**Stored rows**:
____________

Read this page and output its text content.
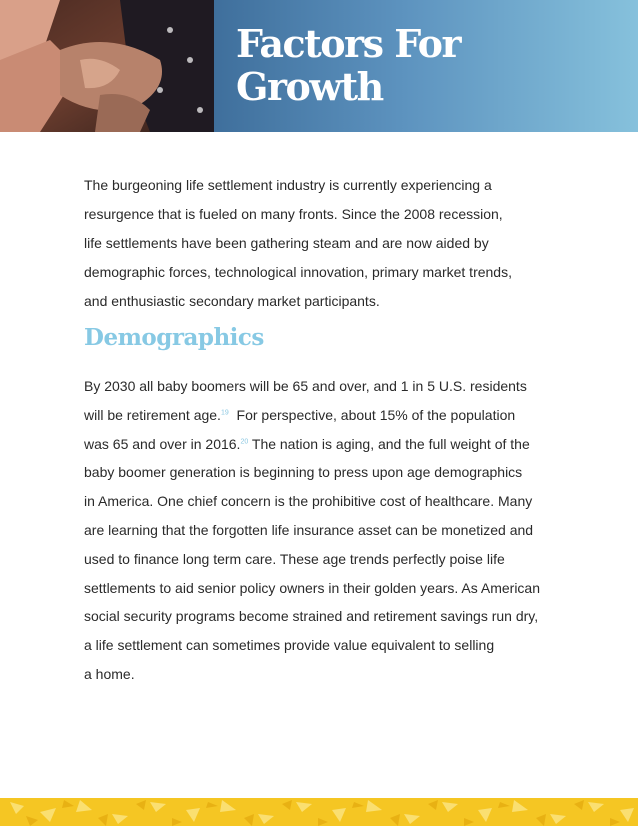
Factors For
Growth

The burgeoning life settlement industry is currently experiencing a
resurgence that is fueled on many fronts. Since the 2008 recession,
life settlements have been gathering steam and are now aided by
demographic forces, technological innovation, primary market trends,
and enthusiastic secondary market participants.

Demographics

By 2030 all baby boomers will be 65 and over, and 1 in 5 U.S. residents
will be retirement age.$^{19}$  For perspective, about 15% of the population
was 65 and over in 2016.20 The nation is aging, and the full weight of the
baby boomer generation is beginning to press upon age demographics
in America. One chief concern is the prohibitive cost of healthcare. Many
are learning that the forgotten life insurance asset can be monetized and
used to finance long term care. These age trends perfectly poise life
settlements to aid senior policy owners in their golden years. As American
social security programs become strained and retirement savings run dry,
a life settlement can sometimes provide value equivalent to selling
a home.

____________

**Work required**: Track down every line of the material containing the string "market", and copy it.

**Solution to this problem**:
demographic forces, technological innovation, primary market trends,
and enthusiastic secondary market participants.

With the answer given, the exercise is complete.